§ **To do**:
Rewrite the data below with every "list-item" changed to "bullet-item", keeping everything else the same. Leave the pictures out of your answer.

§ **Material shown**:
☆ ☆ ☆

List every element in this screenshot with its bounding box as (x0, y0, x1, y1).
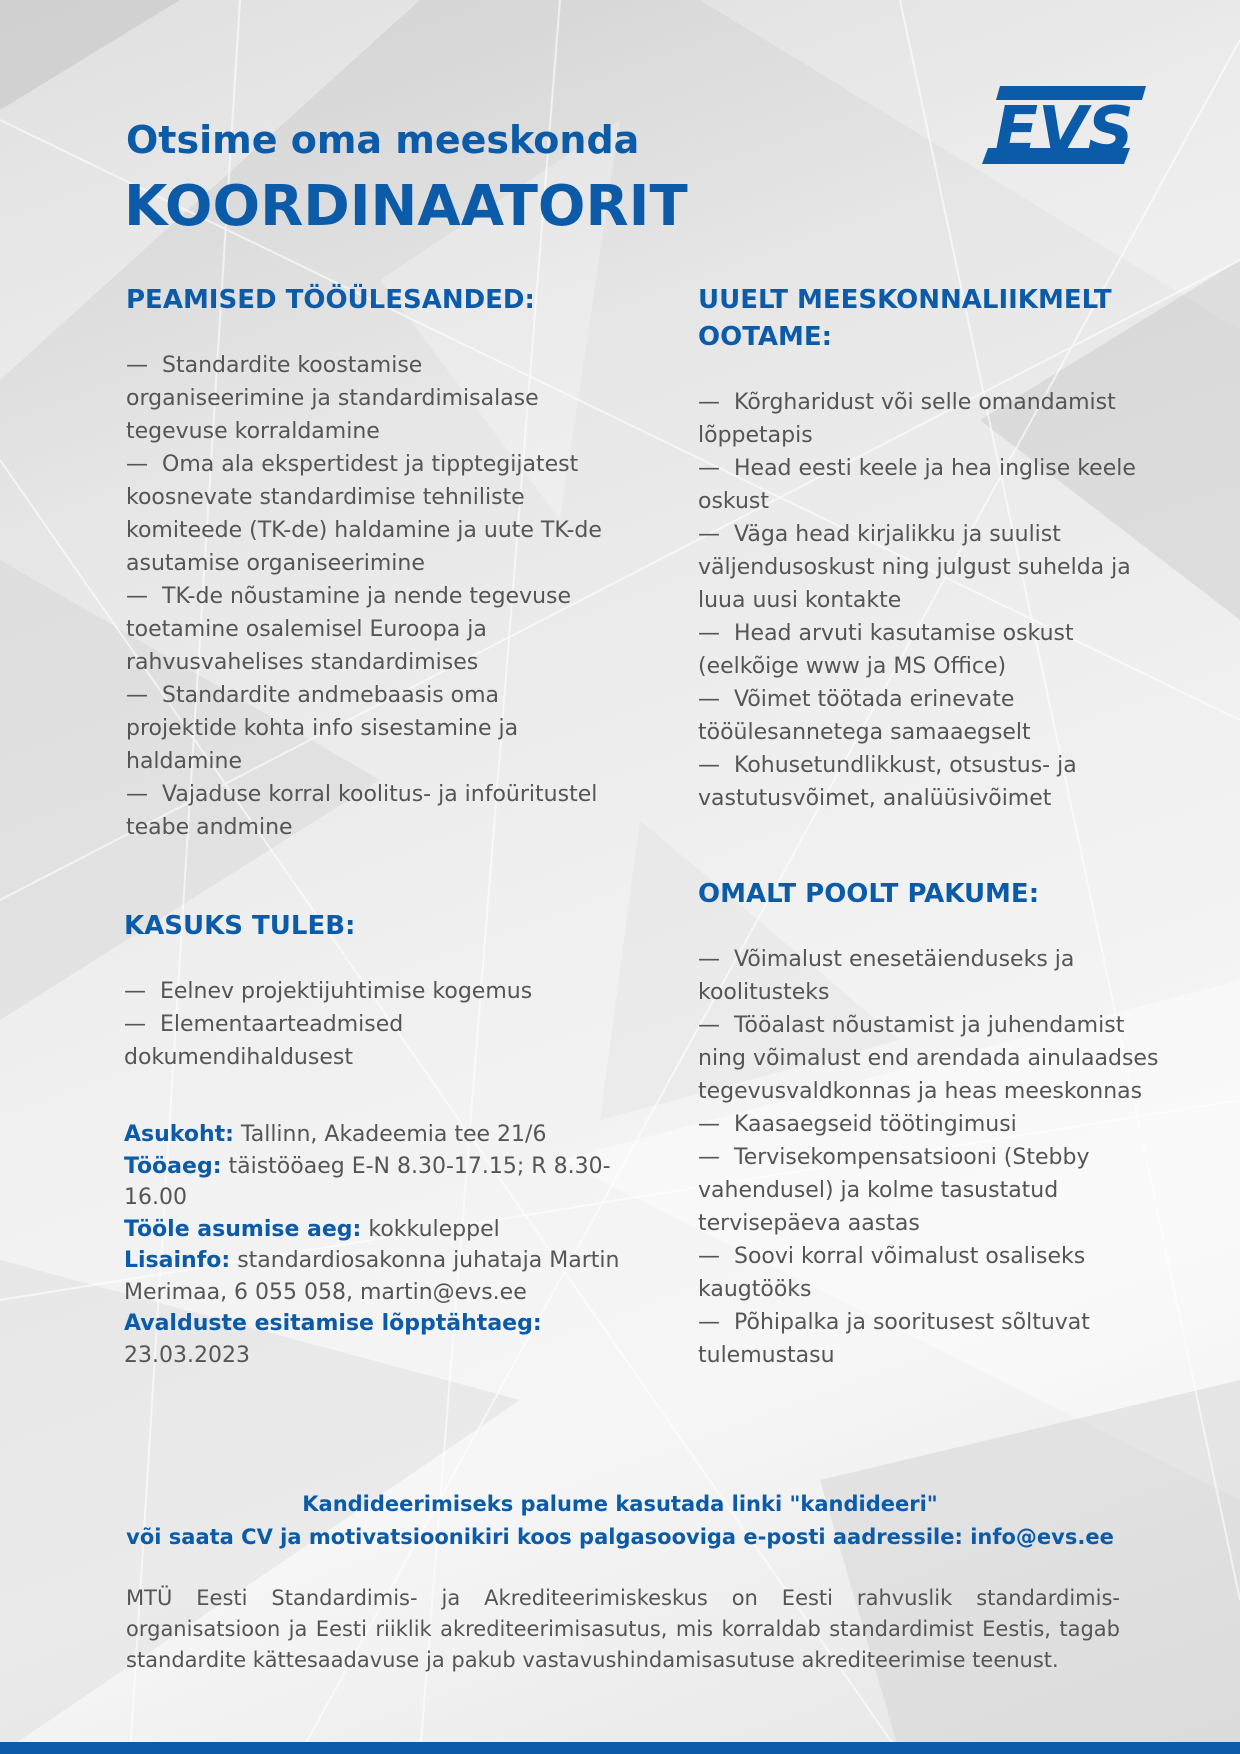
offers-heading: OMALT POOLT PAKUME: (698, 879, 1040, 909)
detail-label: Lisainfo: (124, 1248, 231, 1273)
apply-line-2: või saata CV ja motivatsioonikiri koos palgasooviga e-posti aadressile: info@evs.ee (126, 1525, 1114, 1549)
list-item: — Elementaarteadmised dokumendihaldusest (124, 1008, 604, 1074)
apply-line-1: Kandideerimiseks palume kasutada linki "kandideeri" (302, 1492, 938, 1516)
evs-logo (980, 80, 1146, 168)
detail-working-hours (124, 1151, 654, 1214)
list-item: — Kaasaegseid töötingimusi (698, 1108, 1168, 1141)
list-item: — Eelnev projektijuhtimise kogemus (124, 975, 604, 1008)
list-item: — Head eesti keele ja hea inglise keele oskust (698, 452, 1168, 518)
apply-instructions (80, 1488, 1160, 1554)
job-details (124, 1119, 654, 1371)
detail-value: täistööaeg E-N 8.30-17.15; R 8.30-16.00 (124, 1153, 611, 1210)
page-title: KOORDINAATORIT (124, 174, 688, 239)
list-item: — Oma ala ekspertidest ja tipptegijatest koosnevate standardimise tehniliste komiteede (TK-de) haldamine ja uute TK-de asutamise organiseerimine (126, 448, 606, 580)
detail-start-date (124, 1214, 654, 1246)
requirements-section (698, 282, 1168, 815)
detail-label: Avalduste esitamise lõpptähtaeg: (124, 1311, 542, 1336)
advantages-section (124, 908, 604, 1074)
detail-deadline (124, 1308, 654, 1371)
list-item: — Kõrgharidust või selle omandamist lõppetapis (698, 386, 1168, 452)
requirements-list (698, 386, 1168, 815)
requirements-heading: UUELT MEESKONNALIIKMELT OOTAME: (698, 285, 1112, 352)
duties-heading: PEAMISED TÖÖÜLESANDED: (126, 285, 535, 315)
list-item: — Kohusetundlikkust, otsustus- ja vastutusvõimet, analüüsivõimet (698, 749, 1168, 815)
duties-section (126, 282, 606, 844)
list-item: — Head arvuti kasutamise oskust (eelkõige www ja MS Office) (698, 617, 1168, 683)
detail-value: 23.03.2023 (124, 1342, 250, 1368)
list-item: — Väga head kirjalikku ja suulist väljendusoskust ning julgust suhelda ja luua uusi kontakte (698, 518, 1168, 617)
offers-list (698, 943, 1168, 1372)
list-item: — Võimet töötada erinevate tööülesannetega samaaegselt (698, 683, 1168, 749)
offers-section (698, 876, 1168, 1372)
logo-text: EVS (994, 94, 1134, 168)
list-item: — Põhipalka ja sooritusest sõltuvat tulemustasu (698, 1306, 1168, 1372)
list-item: — Võimalust enesetäienduseks ja koolitusteks (698, 943, 1168, 1009)
page-subtitle: Otsime oma meeskonda (126, 118, 640, 162)
detail-value: kokkuleppel (368, 1216, 500, 1242)
duties-list (126, 349, 606, 844)
organization-description: MTÜ Eesti Standardimis- ja Akrediteerimiskeskus on Eesti rahvuslik standardimis-organisatsioon ja Eesti riiklik akrediteerimisasutus, mis korraldab standardimist Eestis, tagab standardite kättesaadavuse ja pakub vastavushindamisasutuse akrediteerimise teenust. (126, 1586, 1120, 1672)
list-item: — Vajaduse korral koolitus- ja infoüritustel teabe andmine (126, 778, 606, 844)
detail-label: Tööaeg: (124, 1153, 222, 1179)
detail-value: standardiosakonna juhataja Martin Merimaa, 6 055 058, martin@evs.ee (124, 1248, 620, 1305)
detail-label: Asukoht: (124, 1122, 234, 1147)
advantages-list (124, 975, 604, 1074)
list-item: — TK-de nõustamine ja nende tegevuse toetamine osalemisel Euroopa ja rahvusvahelises standardimises (126, 580, 606, 679)
bottom-bar (0, 1742, 1240, 1754)
detail-label: Tööle asumise aeg: (124, 1216, 362, 1242)
list-item: — Tervisekompensatsiooni (Stebby vahendusel) ja kolme tasustatud tervisepäeva aastas (698, 1141, 1168, 1240)
advantages-heading: KASUKS TULEB: (124, 911, 356, 941)
detail-location (124, 1119, 654, 1151)
detail-contact (124, 1245, 654, 1308)
list-item: — Soovi korral võimalust osaliseks kaugtööks (698, 1240, 1168, 1306)
list-item: — Tööalast nõustamist ja juhendamist ning võimalust end arendada ainulaadses tegevusvaldkonnas ja heas meeskonnas (698, 1009, 1168, 1108)
list-item: — Standardite koostamise organiseerimine ja standardimisalase tegevuse korraldamine (126, 349, 606, 448)
detail-value: Tallinn, Akadeemia tee 21/6 (240, 1122, 547, 1147)
list-item: — Standardite andmebaasis oma projektide kohta info sisestamine ja haldamine (126, 679, 606, 778)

☆ ☆ ☆

§ **Exercise result**:
List every element in this screenshot with its bounding box as (x0, y0, x1, y1).
offers-heading: OMALT POOLT PAKUME: (698, 879, 1040, 909)
detail-label: Lisainfo: (124, 1248, 231, 1273)
apply-line-2: või saata CV ja motivatsioonikiri koos palgasooviga e-posti aadressile: info@evs.ee (126, 1525, 1114, 1549)
bullet-item: — Elementaarteadmised dokumendihaldusest (124, 1008, 604, 1074)
apply-line-1: Kandideerimiseks palume kasutada linki "kandideeri" (302, 1492, 938, 1516)
evs-logo (980, 80, 1146, 168)
detail-working-hours (124, 1151, 654, 1214)
bullet-item: — Kaasaegseid töötingimusi (698, 1108, 1168, 1141)
bullet-item: — Eelnev projektijuhtimise kogemus (124, 975, 604, 1008)
bullet-item: — Head eesti keele ja hea inglise keele oskust (698, 452, 1168, 518)
apply-instructions (80, 1488, 1160, 1554)
job-details (124, 1119, 654, 1371)
detail-value: täistööaeg E-N 8.30-17.15; R 8.30-16.00 (124, 1153, 611, 1210)
page-title: KOORDINAATORIT (124, 174, 688, 239)
bullet-item: — Oma ala ekspertidest ja tipptegijatest koosnevate standardimise tehniliste komiteede (TK-de) haldamine ja uute TK-de asutamise organiseerimine (126, 448, 606, 580)
detail-start-date (124, 1214, 654, 1246)
requirements-section (698, 282, 1168, 815)
detail-label: Avalduste esitamise lõpptähtaeg: (124, 1311, 542, 1336)
advantages-section (124, 908, 604, 1074)
detail-deadline (124, 1308, 654, 1371)
bullet-item: — Kõrgharidust või selle omandamist lõppetapis (698, 386, 1168, 452)
requirements-list (698, 386, 1168, 815)
requirements-heading: UUELT MEESKONNALIIKMELT OOTAME: (698, 285, 1112, 352)
duties-heading: PEAMISED TÖÖÜLESANDED: (126, 285, 535, 315)
bullet-item: — Kohusetundlikkust, otsustus- ja vastutusvõimet, analüüsivõimet (698, 749, 1168, 815)
duties-section (126, 282, 606, 844)
bullet-item: — Head arvuti kasutamise oskust (eelkõige www ja MS Office) (698, 617, 1168, 683)
detail-value: 23.03.2023 (124, 1342, 250, 1368)
bullet-item: — Väga head kirjalikku ja suulist väljendusoskust ning julgust suhelda ja luua uusi kontakte (698, 518, 1168, 617)
offers-list (698, 943, 1168, 1372)
bullet-item: — Võimet töötada erinevate tööülesannetega samaaegselt (698, 683, 1168, 749)
offers-section (698, 876, 1168, 1372)
logo-text: EVS (994, 94, 1134, 168)
bullet-item: — Põhipalka ja sooritusest sõltuvat tulemustasu (698, 1306, 1168, 1372)
bullet-item: — Võimalust enesetäienduseks ja koolitusteks (698, 943, 1168, 1009)
page-subtitle: Otsime oma meeskonda (126, 118, 640, 162)
detail-value: kokkuleppel (368, 1216, 500, 1242)
duties-list (126, 349, 606, 844)
organization-description: MTÜ Eesti Standardimis- ja Akrediteerimiskeskus on Eesti rahvuslik standardimis-organisatsioon ja Eesti riiklik akrediteerimisasutus, mis korraldab standardimist Eestis, tagab standardite kättesaadavuse ja pakub vastavushindamisasutuse akrediteerimise teenust. (126, 1586, 1120, 1672)
bullet-item: — Vajaduse korral koolitus- ja infoüritustel teabe andmine (126, 778, 606, 844)
detail-label: Tööaeg: (124, 1153, 222, 1179)
detail-value: standardiosakonna juhataja Martin Merimaa, 6 055 058, martin@evs.ee (124, 1248, 620, 1305)
detail-label: Asukoht: (124, 1122, 234, 1147)
advantages-list (124, 975, 604, 1074)
bullet-item: — TK-de nõustamine ja nende tegevuse toetamine osalemisel Euroopa ja rahvusvahelises standardimises (126, 580, 606, 679)
bottom-bar (0, 1742, 1240, 1754)
detail-label: Tööle asumise aeg: (124, 1216, 362, 1242)
bullet-item: — Tervisekompensatsiooni (Stebby vahendusel) ja kolme tasustatud tervisepäeva aastas (698, 1141, 1168, 1240)
advantages-heading: KASUKS TULEB: (124, 911, 356, 941)
detail-location (124, 1119, 654, 1151)
detail-contact (124, 1245, 654, 1308)
bullet-item: — Soovi korral võimalust osaliseks kaugtööks (698, 1240, 1168, 1306)
bullet-item: — Tööalast nõustamist ja juhendamist ning võimalust end arendada ainulaadses tegevusvaldkonnas ja heas meeskonnas (698, 1009, 1168, 1108)
bullet-item: — Standardite koostamise organiseerimine ja standardimisalase tegevuse korraldamine (126, 349, 606, 448)
detail-value: Tallinn, Akadeemia tee 21/6 (240, 1122, 547, 1147)
bullet-item: — Standardite andmebaasis oma projektide kohta info sisestamine ja haldamine (126, 679, 606, 778)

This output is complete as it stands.